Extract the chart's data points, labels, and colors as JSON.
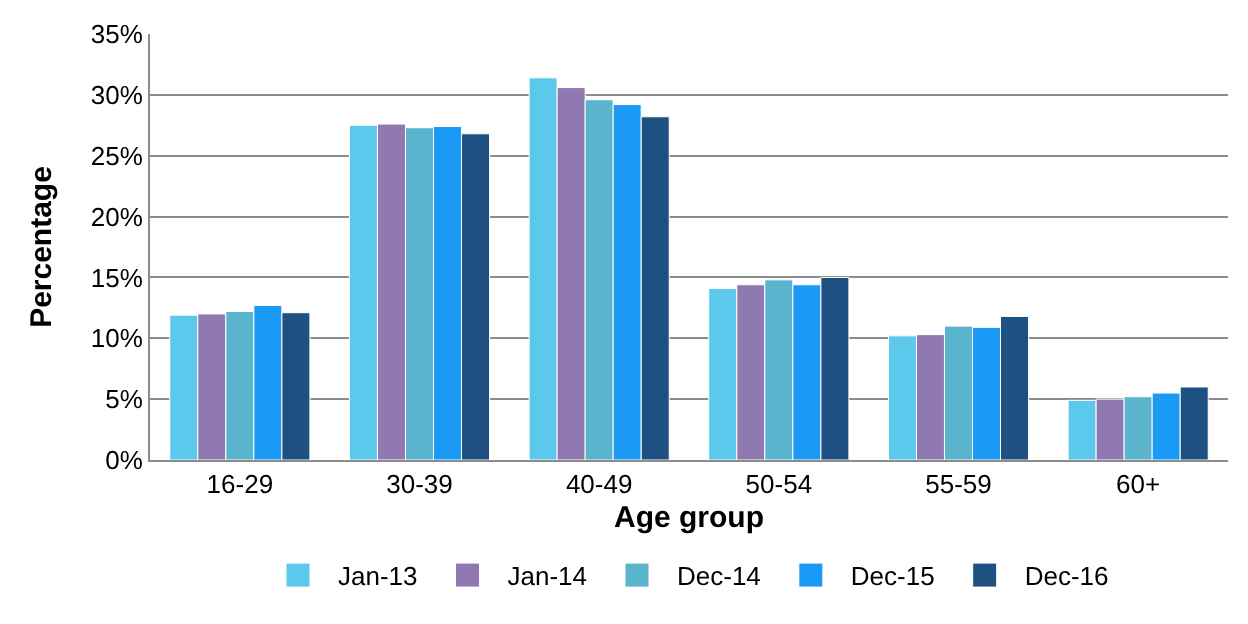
{
  "chart_data": {
    "type": "bar",
    "xlabel": "Age group",
    "ylabel": "Percentage",
    "categories": [
      "16-29",
      "30-39",
      "40-49",
      "50-54",
      "55-59",
      "60+"
    ],
    "series": [
      {
        "name": "Jan-13",
        "color": "#5bc8ec",
        "values": [
          11.9,
          27.5,
          31.4,
          14.1,
          10.2,
          4.9
        ]
      },
      {
        "name": "Jan-14",
        "color": "#9079b0",
        "values": [
          12.0,
          27.6,
          30.6,
          14.4,
          10.3,
          5.0
        ]
      },
      {
        "name": "Dec-14",
        "color": "#5ab4ce",
        "values": [
          12.2,
          27.3,
          29.6,
          14.8,
          11.0,
          5.2
        ]
      },
      {
        "name": "Dec-15",
        "color": "#1b9af5",
        "values": [
          12.7,
          27.4,
          29.2,
          14.4,
          10.9,
          5.5
        ]
      },
      {
        "name": "Dec-16",
        "color": "#1f5082",
        "values": [
          12.1,
          26.8,
          28.2,
          15.0,
          11.8,
          6.0
        ]
      }
    ],
    "ylim": [
      0,
      35
    ],
    "yticks": [
      {
        "value": 0,
        "label": "0%"
      },
      {
        "value": 5,
        "label": "5%"
      },
      {
        "value": 10,
        "label": "10%"
      },
      {
        "value": 15,
        "label": "15%"
      },
      {
        "value": 20,
        "label": "20%"
      },
      {
        "value": 25,
        "label": "25%"
      },
      {
        "value": 30,
        "label": "30%"
      },
      {
        "value": 35,
        "label": "35%"
      }
    ],
    "grid": "y",
    "legend": "bottom"
  }
}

****************************************

- _Task to complete_: The data should be printed again unchanged; leave its pictures out.

- _Response to this task_:
Extract the chart's data points, labels, and colors as JSON.
{
  "chart_data": {
    "type": "bar",
    "xlabel": "Age group",
    "ylabel": "Percentage",
    "categories": [
      "16-29",
      "30-39",
      "40-49",
      "50-54",
      "55-59",
      "60+"
    ],
    "series": [
      {
        "name": "Jan-13",
        "color": "#5bc8ec",
        "values": [
          11.9,
          27.5,
          31.4,
          14.1,
          10.2,
          4.9
        ]
      },
      {
        "name": "Jan-14",
        "color": "#9079b0",
        "values": [
          12.0,
          27.6,
          30.6,
          14.4,
          10.3,
          5.0
        ]
      },
      {
        "name": "Dec-14",
        "color": "#5ab4ce",
        "values": [
          12.2,
          27.3,
          29.6,
          14.8,
          11.0,
          5.2
        ]
      },
      {
        "name": "Dec-15",
        "color": "#1b9af5",
        "values": [
          12.7,
          27.4,
          29.2,
          14.4,
          10.9,
          5.5
        ]
      },
      {
        "name": "Dec-16",
        "color": "#1f5082",
        "values": [
          12.1,
          26.8,
          28.2,
          15.0,
          11.8,
          6.0
        ]
      }
    ],
    "ylim": [
      0,
      35
    ],
    "yticks": [
      {
        "value": 0,
        "label": "0%"
      },
      {
        "value": 5,
        "label": "5%"
      },
      {
        "value": 10,
        "label": "10%"
      },
      {
        "value": 15,
        "label": "15%"
      },
      {
        "value": 20,
        "label": "20%"
      },
      {
        "value": 25,
        "label": "25%"
      },
      {
        "value": 30,
        "label": "30%"
      },
      {
        "value": 35,
        "label": "35%"
      }
    ],
    "grid": "y",
    "legend": "bottom"
  }
}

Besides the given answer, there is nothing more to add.